# Objective
Scan the entries below and extract each line with the word "found" in it.

# Information provided
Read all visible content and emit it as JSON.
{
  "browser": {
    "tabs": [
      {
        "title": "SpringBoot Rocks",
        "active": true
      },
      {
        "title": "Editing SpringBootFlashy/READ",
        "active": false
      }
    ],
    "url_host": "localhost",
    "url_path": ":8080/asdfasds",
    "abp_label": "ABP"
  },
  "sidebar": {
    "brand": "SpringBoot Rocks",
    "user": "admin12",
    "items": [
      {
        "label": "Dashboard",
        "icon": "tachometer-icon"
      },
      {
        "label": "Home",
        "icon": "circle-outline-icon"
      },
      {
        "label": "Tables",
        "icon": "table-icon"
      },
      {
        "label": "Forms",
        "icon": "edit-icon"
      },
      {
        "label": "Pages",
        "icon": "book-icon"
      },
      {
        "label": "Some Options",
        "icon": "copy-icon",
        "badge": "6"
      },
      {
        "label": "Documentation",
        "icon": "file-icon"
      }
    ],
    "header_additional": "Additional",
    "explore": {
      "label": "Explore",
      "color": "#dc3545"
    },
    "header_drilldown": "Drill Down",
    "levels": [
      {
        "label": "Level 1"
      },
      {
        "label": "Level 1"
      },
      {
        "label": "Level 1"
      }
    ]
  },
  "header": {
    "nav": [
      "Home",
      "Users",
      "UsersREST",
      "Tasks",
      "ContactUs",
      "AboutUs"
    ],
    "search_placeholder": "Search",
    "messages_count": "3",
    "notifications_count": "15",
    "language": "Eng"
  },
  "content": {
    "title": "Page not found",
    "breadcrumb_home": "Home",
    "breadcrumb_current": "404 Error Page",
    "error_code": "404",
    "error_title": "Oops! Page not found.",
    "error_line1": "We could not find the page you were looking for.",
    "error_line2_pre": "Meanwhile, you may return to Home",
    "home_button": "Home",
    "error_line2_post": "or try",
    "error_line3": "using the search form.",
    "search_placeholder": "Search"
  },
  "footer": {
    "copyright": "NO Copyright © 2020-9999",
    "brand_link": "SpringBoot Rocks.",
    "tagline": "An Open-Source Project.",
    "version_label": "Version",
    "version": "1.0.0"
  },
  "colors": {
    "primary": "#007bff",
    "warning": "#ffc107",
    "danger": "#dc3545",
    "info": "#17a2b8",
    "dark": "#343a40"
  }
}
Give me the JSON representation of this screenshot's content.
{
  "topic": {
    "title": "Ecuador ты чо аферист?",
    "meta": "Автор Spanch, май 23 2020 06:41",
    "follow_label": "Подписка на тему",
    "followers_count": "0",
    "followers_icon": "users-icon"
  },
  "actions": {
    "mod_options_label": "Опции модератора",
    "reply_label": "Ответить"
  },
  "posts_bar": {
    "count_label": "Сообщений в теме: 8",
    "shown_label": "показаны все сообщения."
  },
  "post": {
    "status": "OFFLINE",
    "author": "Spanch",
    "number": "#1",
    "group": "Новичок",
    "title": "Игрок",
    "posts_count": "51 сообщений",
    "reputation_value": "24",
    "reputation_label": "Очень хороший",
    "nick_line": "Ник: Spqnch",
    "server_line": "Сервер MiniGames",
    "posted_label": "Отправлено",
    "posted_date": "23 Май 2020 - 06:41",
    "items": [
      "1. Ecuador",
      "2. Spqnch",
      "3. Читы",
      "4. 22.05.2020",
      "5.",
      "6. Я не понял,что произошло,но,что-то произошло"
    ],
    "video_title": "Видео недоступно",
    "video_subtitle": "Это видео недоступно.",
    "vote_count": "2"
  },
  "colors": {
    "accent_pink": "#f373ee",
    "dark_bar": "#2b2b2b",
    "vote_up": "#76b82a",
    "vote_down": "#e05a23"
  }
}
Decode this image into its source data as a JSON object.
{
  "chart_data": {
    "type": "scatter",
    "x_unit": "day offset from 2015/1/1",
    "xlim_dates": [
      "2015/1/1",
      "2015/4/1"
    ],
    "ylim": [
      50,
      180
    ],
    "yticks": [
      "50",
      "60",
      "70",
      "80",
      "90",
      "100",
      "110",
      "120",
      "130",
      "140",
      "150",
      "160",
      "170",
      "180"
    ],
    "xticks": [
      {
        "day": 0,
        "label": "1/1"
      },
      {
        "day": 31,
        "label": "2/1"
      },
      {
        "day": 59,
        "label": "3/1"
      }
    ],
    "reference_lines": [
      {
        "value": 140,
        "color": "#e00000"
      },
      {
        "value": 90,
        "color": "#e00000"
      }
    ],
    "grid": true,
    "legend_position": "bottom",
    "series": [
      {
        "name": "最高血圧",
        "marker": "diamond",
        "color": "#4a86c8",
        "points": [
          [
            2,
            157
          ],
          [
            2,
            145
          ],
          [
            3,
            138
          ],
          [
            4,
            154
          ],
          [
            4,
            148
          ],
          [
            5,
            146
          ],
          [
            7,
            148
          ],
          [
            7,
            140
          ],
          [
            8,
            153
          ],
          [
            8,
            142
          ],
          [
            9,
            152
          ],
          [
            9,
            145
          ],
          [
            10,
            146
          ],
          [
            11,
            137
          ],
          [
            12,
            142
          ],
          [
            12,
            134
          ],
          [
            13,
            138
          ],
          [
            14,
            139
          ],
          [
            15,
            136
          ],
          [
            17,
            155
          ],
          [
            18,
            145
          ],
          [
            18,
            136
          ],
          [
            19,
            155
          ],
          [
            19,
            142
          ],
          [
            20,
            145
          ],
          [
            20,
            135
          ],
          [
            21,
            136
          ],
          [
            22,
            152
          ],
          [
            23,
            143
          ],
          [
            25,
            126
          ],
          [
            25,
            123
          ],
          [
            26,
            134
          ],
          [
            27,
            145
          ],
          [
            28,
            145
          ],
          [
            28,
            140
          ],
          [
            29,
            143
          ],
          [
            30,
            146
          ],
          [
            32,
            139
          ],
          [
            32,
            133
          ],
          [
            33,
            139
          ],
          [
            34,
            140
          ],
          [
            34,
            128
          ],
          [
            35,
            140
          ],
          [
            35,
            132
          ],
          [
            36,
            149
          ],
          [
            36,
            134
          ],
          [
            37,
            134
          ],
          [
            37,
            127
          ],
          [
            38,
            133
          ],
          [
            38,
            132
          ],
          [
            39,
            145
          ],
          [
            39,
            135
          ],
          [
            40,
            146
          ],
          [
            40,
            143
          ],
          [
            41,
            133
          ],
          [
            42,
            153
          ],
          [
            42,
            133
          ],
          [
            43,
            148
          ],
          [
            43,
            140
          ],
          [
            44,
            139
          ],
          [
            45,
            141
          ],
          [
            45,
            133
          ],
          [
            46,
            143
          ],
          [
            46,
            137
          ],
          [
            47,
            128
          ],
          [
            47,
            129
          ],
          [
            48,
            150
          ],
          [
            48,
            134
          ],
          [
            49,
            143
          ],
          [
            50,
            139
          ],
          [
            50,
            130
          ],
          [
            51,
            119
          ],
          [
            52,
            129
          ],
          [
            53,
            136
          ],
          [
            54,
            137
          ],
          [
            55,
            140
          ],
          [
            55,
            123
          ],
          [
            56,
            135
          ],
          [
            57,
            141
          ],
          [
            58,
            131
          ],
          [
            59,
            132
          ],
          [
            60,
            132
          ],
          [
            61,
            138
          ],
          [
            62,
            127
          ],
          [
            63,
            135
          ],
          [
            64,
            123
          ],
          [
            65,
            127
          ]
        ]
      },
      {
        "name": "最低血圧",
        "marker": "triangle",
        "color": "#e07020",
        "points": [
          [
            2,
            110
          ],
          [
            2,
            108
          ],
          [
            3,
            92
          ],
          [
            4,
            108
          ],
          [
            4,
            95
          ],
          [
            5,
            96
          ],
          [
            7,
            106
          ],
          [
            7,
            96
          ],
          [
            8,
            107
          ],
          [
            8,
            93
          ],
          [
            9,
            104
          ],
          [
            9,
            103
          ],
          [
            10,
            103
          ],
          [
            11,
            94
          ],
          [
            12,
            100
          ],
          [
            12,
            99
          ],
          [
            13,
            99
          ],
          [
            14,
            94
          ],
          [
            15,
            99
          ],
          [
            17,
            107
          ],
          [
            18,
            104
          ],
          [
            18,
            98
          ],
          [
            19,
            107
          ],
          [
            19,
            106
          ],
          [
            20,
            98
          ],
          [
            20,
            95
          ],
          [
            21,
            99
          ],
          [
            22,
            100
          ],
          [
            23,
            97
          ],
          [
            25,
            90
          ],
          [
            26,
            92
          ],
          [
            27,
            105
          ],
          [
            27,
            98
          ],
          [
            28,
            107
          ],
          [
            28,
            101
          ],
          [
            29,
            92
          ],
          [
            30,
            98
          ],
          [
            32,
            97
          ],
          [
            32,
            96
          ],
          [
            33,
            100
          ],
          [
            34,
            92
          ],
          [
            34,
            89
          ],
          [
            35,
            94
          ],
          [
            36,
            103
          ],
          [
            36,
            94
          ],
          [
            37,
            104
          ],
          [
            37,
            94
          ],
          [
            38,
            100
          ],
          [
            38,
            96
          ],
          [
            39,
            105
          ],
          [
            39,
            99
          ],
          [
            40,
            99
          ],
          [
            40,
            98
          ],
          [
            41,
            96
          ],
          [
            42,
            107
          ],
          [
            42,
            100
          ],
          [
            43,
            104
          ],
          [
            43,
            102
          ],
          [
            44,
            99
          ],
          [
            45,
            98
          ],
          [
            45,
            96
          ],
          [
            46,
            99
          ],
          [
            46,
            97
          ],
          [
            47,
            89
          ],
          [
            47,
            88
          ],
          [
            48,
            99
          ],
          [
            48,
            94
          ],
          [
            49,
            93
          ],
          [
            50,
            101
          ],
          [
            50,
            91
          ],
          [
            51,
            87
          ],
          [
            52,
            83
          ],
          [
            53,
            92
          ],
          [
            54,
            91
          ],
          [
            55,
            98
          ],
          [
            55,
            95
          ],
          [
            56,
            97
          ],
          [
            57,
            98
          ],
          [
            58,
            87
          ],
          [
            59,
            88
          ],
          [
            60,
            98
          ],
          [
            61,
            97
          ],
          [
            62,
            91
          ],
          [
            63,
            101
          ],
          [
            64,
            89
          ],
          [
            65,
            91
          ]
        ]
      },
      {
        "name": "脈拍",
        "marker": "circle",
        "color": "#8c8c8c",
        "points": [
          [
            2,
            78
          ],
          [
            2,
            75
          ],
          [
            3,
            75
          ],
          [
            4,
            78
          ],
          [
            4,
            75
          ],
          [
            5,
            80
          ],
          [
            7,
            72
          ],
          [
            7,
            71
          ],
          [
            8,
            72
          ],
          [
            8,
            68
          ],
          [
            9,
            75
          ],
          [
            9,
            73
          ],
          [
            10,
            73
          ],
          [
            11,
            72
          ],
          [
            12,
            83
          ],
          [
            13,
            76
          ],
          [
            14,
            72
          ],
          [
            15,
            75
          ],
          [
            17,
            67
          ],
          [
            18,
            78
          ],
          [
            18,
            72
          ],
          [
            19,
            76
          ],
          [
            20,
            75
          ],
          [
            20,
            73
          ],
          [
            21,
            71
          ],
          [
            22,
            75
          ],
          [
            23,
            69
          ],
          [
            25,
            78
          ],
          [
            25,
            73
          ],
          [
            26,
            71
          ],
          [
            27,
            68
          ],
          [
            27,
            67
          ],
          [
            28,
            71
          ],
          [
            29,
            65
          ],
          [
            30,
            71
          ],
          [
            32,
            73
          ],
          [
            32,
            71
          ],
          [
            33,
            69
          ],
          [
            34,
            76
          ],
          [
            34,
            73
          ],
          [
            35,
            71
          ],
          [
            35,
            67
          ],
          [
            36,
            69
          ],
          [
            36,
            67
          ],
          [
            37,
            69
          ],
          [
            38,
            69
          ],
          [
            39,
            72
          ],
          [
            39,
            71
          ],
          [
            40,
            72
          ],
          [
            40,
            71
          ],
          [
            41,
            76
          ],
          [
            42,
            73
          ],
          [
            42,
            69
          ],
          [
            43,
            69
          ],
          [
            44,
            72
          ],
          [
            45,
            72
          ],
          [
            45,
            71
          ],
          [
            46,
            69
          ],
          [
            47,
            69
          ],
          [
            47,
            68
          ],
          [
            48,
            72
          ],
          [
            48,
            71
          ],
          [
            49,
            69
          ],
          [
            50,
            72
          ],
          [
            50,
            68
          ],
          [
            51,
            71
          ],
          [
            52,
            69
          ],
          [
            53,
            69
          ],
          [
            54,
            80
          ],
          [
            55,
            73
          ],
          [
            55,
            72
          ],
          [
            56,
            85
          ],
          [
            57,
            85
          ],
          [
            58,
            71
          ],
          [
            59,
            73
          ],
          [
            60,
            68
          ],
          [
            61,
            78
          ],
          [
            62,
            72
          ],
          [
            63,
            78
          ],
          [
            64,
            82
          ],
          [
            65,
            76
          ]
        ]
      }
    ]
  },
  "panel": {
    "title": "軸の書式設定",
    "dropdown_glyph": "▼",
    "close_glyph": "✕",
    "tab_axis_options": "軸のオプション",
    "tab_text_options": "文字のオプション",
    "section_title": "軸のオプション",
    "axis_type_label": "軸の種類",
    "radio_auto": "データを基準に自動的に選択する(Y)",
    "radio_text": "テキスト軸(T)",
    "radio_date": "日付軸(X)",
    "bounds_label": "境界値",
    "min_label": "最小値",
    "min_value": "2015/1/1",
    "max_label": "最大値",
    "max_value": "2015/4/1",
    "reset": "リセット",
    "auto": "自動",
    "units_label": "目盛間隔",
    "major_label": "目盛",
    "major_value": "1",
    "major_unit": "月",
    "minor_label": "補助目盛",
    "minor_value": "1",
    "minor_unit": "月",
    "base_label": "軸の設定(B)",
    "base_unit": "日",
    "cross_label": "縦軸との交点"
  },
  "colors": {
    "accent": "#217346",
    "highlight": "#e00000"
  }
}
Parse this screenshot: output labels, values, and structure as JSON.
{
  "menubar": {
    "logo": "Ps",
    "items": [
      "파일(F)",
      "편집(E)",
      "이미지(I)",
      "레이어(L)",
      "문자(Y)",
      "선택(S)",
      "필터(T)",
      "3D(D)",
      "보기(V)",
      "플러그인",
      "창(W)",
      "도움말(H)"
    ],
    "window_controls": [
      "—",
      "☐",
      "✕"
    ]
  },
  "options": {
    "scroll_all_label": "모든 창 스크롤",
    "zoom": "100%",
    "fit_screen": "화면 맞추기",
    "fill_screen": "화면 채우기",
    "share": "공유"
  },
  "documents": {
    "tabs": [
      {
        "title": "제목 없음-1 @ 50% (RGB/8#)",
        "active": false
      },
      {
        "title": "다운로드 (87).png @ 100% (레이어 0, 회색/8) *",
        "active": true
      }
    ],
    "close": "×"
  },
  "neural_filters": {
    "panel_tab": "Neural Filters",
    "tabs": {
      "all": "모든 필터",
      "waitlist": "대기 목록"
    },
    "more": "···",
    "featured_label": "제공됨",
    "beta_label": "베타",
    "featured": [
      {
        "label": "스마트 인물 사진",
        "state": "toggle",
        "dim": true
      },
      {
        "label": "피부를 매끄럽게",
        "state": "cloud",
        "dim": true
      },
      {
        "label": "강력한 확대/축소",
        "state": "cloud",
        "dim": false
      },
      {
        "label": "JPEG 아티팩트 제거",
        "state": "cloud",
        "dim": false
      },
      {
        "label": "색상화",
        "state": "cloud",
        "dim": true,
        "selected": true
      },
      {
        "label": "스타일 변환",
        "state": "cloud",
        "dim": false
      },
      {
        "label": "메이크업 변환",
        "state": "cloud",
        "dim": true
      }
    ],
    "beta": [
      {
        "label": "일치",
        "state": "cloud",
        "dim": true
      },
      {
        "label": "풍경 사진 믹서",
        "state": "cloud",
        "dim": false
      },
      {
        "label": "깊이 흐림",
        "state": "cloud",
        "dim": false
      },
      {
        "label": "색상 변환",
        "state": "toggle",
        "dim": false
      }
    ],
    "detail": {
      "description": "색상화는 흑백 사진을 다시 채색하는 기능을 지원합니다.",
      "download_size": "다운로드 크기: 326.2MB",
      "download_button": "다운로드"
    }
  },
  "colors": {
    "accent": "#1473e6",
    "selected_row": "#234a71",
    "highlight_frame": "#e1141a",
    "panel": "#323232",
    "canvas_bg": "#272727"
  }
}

# Task answer
    "title": "Page not found",
    "error_title": "Oops! Page not found.",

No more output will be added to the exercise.